## start SUPPLIED INFORMATION

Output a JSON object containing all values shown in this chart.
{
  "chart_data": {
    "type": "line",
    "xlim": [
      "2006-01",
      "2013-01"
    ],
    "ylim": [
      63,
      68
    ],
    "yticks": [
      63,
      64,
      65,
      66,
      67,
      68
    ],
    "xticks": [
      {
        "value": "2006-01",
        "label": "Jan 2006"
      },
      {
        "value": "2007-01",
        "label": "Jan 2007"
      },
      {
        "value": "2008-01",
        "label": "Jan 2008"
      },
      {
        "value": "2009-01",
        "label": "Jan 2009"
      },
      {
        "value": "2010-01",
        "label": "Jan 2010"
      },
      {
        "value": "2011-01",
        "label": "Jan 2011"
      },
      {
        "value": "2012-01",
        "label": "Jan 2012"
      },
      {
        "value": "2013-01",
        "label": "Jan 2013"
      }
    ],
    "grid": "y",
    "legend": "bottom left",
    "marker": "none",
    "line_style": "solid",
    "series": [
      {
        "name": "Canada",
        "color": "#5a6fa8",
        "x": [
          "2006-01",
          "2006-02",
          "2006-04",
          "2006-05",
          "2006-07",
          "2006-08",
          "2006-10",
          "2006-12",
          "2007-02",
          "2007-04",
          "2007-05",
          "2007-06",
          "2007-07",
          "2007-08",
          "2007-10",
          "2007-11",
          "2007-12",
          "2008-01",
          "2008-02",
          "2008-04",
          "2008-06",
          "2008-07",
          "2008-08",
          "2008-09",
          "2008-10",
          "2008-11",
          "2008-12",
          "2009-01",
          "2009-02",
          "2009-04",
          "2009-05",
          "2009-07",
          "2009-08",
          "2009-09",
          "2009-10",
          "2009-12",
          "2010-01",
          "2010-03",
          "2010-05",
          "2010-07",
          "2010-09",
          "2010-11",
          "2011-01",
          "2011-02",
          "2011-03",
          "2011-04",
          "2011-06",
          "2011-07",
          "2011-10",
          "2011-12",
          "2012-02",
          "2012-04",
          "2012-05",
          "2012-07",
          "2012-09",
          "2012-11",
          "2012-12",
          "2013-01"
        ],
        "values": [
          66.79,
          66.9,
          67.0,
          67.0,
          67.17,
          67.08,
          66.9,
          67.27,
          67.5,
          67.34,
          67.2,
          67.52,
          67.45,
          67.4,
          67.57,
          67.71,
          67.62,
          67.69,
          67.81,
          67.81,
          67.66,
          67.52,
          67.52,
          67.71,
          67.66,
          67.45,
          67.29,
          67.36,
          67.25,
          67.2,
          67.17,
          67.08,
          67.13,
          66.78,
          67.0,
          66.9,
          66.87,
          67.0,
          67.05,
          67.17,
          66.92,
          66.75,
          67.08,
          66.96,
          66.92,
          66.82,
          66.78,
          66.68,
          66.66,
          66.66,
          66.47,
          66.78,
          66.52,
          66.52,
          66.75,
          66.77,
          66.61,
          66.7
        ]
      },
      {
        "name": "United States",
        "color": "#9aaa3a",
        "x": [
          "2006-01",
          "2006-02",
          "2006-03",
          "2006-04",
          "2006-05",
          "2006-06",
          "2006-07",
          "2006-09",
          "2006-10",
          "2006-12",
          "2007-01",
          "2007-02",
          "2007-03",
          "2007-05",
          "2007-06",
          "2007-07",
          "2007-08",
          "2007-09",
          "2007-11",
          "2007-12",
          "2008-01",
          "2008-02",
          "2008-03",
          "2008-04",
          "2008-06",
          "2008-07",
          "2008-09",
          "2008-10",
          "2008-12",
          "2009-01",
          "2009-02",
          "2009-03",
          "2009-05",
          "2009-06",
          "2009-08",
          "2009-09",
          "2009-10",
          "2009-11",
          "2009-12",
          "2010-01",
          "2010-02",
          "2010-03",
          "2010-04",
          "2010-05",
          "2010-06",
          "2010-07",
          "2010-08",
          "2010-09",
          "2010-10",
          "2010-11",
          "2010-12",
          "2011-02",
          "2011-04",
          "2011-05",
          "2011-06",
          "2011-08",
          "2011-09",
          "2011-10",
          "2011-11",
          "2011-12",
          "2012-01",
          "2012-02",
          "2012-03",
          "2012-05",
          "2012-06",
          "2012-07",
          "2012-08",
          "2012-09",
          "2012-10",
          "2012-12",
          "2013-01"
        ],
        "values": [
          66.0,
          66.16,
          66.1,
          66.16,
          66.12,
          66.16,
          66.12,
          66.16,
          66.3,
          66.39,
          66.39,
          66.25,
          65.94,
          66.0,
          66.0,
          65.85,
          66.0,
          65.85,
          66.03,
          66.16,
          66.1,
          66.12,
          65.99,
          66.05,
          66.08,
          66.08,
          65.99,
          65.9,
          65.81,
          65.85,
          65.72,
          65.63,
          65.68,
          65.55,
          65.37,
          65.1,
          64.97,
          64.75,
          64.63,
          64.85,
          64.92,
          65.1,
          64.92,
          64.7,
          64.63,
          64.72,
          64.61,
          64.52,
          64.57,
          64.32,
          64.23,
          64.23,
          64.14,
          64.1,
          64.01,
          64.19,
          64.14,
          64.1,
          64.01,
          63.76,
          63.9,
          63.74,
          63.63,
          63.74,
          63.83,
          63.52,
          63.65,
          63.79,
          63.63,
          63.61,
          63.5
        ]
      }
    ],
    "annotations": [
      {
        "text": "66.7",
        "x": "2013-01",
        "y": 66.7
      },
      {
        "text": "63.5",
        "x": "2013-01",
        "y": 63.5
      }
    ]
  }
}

## end SUPPLIED INFORMATION

**BRIEF:** Set down the listing in full, keeping every word exactly as it is.

**CORRECT ANSWER:**
Output a JSON object containing all values shown in this chart.
{
  "chart_data": {
    "type": "line",
    "xlim": [
      "2006-01",
      "2013-01"
    ],
    "ylim": [
      63,
      68
    ],
    "yticks": [
      63,
      64,
      65,
      66,
      67,
      68
    ],
    "xticks": [
      {
        "value": "2006-01",
        "label": "Jan 2006"
      },
      {
        "value": "2007-01",
        "label": "Jan 2007"
      },
      {
        "value": "2008-01",
        "label": "Jan 2008"
      },
      {
        "value": "2009-01",
        "label": "Jan 2009"
      },
      {
        "value": "2010-01",
        "label": "Jan 2010"
      },
      {
        "value": "2011-01",
        "label": "Jan 2011"
      },
      {
        "value": "2012-01",
        "label": "Jan 2012"
      },
      {
        "value": "2013-01",
        "label": "Jan 2013"
      }
    ],
    "grid": "y",
    "legend": "bottom left",
    "marker": "none",
    "line_style": "solid",
    "series": [
      {
        "name": "Canada",
        "color": "#5a6fa8",
        "x": [
          "2006-01",
          "2006-02",
          "2006-04",
          "2006-05",
          "2006-07",
          "2006-08",
          "2006-10",
          "2006-12",
          "2007-02",
          "2007-04",
          "2007-05",
          "2007-06",
          "2007-07",
          "2007-08",
          "2007-10",
          "2007-11",
          "2007-12",
          "2008-01",
          "2008-02",
          "2008-04",
          "2008-06",
          "2008-07",
          "2008-08",
          "2008-09",
          "2008-10",
          "2008-11",
          "2008-12",
          "2009-01",
          "2009-02",
          "2009-04",
          "2009-05",
          "2009-07",
          "2009-08",
          "2009-09",
          "2009-10",
          "2009-12",
          "2010-01",
          "2010-03",
          "2010-05",
          "2010-07",
          "2010-09",
          "2010-11",
          "2011-01",
          "2011-02",
          "2011-03",
          "2011-04",
          "2011-06",
          "2011-07",
          "2011-10",
          "2011-12",
          "2012-02",
          "2012-04",
          "2012-05",
          "2012-07",
          "2012-09",
          "2012-11",
          "2012-12",
          "2013-01"
        ],
        "values": [
          66.79,
          66.9,
          67.0,
          67.0,
          67.17,
          67.08,
          66.9,
          67.27,
          67.5,
          67.34,
          67.2,
          67.52,
          67.45,
          67.4,
          67.57,
          67.71,
          67.62,
          67.69,
          67.81,
          67.81,
          67.66,
          67.52,
          67.52,
          67.71,
          67.66,
          67.45,
          67.29,
          67.36,
          67.25,
          67.2,
          67.17,
          67.08,
          67.13,
          66.78,
          67.0,
          66.9,
          66.87,
          67.0,
          67.05,
          67.17,
          66.92,
          66.75,
          67.08,
          66.96,
          66.92,
          66.82,
          66.78,
          66.68,
          66.66,
          66.66,
          66.47,
          66.78,
          66.52,
          66.52,
          66.75,
          66.77,
          66.61,
          66.7
        ]
      },
      {
        "name": "United States",
        "color": "#9aaa3a",
        "x": [
          "2006-01",
          "2006-02",
          "2006-03",
          "2006-04",
          "2006-05",
          "2006-06",
          "2006-07",
          "2006-09",
          "2006-10",
          "2006-12",
          "2007-01",
          "2007-02",
          "2007-03",
          "2007-05",
          "2007-06",
          "2007-07",
          "2007-08",
          "2007-09",
          "2007-11",
          "2007-12",
          "2008-01",
          "2008-02",
          "2008-03",
          "2008-04",
          "2008-06",
          "2008-07",
          "2008-09",
          "2008-10",
          "2008-12",
          "2009-01",
          "2009-02",
          "2009-03",
          "2009-05",
          "2009-06",
          "2009-08",
          "2009-09",
          "2009-10",
          "2009-11",
          "2009-12",
          "2010-01",
          "2010-02",
          "2010-03",
          "2010-04",
          "2010-05",
          "2010-06",
          "2010-07",
          "2010-08",
          "2010-09",
          "2010-10",
          "2010-11",
          "2010-12",
          "2011-02",
          "2011-04",
          "2011-05",
          "2011-06",
          "2011-08",
          "2011-09",
          "2011-10",
          "2011-11",
          "2011-12",
          "2012-01",
          "2012-02",
          "2012-03",
          "2012-05",
          "2012-06",
          "2012-07",
          "2012-08",
          "2012-09",
          "2012-10",
          "2012-12",
          "2013-01"
        ],
        "values": [
          66.0,
          66.16,
          66.1,
          66.16,
          66.12,
          66.16,
          66.12,
          66.16,
          66.3,
          66.39,
          66.39,
          66.25,
          65.94,
          66.0,
          66.0,
          65.85,
          66.0,
          65.85,
          66.03,
          66.16,
          66.1,
          66.12,
          65.99,
          66.05,
          66.08,
          66.08,
          65.99,
          65.9,
          65.81,
          65.85,
          65.72,
          65.63,
          65.68,
          65.55,
          65.37,
          65.1,
          64.97,
          64.75,
          64.63,
          64.85,
          64.92,
          65.1,
          64.92,
          64.7,
          64.63,
          64.72,
          64.61,
          64.52,
          64.57,
          64.32,
          64.23,
          64.23,
          64.14,
          64.1,
          64.01,
          64.19,
          64.14,
          64.1,
          64.01,
          63.76,
          63.9,
          63.74,
          63.63,
          63.74,
          63.83,
          63.52,
          63.65,
          63.79,
          63.63,
          63.61,
          63.5
        ]
      }
    ],
    "annotations": [
      {
        "text": "66.7",
        "x": "2013-01",
        "y": 66.7
      },
      {
        "text": "63.5",
        "x": "2013-01",
        "y": 63.5
      }
    ]
  }
}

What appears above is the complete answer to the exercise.